Restate the full set of records exactly, word for word.

Collected data:
──────────────────────────────
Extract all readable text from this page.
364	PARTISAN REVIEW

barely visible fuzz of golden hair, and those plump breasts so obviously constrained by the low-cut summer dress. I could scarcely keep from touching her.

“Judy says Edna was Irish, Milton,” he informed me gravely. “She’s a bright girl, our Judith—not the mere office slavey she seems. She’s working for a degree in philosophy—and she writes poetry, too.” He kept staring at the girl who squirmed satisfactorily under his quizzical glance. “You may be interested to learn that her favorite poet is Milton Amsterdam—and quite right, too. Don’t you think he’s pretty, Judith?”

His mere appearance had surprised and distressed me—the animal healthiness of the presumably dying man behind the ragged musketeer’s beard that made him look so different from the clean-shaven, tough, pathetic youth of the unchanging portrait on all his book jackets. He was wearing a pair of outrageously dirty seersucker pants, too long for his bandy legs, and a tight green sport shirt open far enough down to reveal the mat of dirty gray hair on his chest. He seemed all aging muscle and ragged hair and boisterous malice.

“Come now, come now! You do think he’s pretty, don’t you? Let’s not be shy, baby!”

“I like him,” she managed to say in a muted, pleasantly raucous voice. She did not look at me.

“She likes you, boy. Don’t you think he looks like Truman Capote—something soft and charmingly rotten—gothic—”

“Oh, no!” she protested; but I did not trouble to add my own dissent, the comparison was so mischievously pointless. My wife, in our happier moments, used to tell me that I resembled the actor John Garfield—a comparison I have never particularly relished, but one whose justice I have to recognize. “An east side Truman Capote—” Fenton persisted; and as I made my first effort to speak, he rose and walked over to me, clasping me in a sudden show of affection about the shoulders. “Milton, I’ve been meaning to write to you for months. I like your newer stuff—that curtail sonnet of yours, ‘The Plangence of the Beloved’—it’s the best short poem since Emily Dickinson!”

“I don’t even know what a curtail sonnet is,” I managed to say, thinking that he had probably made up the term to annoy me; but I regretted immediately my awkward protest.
──────────────────────────────
◆ Solution for this task ◆
Extract all readable text from this page.
364	PARTISAN REVIEW

barely visible fuzz of golden hair, and those plump breasts so obviously constrained by the low-cut summer dress. I could scarcely keep from touching her.

“Judy says Edna was Irish, Milton,” he informed me gravely. “She’s a bright girl, our Judith—not the mere office slavey she seems. She’s working for a degree in philosophy—and she writes poetry, too.” He kept staring at the girl who squirmed satisfactorily under his quizzical glance. “You may be interested to learn that her favorite poet is Milton Amsterdam—and quite right, too. Don’t you think he’s pretty, Judith?”

His mere appearance had surprised and distressed me—the animal healthiness of the presumably dying man behind the ragged musketeer’s beard that made him look so different from the clean-shaven, tough, pathetic youth of the unchanging portrait on all his book jackets. He was wearing a pair of outrageously dirty seersucker pants, too long for his bandy legs, and a tight green sport shirt open far enough down to reveal the mat of dirty gray hair on his chest. He seemed all aging muscle and ragged hair and boisterous malice.

“Come now, come now! You do think he’s pretty, don’t you? Let’s not be shy, baby!”

“I like him,” she managed to say in a muted, pleasantly raucous voice. She did not look at me.

“She likes you, boy. Don’t you think he looks like Truman Capote—something soft and charmingly rotten—gothic—”

“Oh, no!” she protested; but I did not trouble to add my own dissent, the comparison was so mischievously pointless. My wife, in our happier moments, used to tell me that I resembled the actor John Garfield—a comparison I have never particularly relished, but one whose justice I have to recognize. “An east side Truman Capote—” Fenton persisted; and as I made my first effort to speak, he rose and walked over to me, clasping me in a sudden show of affection about the shoulders. “Milton, I’ve been meaning to write to you for months. I like your newer stuff—that curtail sonnet of yours, ‘The Plangence of the Beloved’—it’s the best short poem since Emily Dickinson!”

“I don’t even know what a curtail sonnet is,” I managed to say, thinking that he had probably made up the term to annoy me; but I regretted immediately my awkward protest.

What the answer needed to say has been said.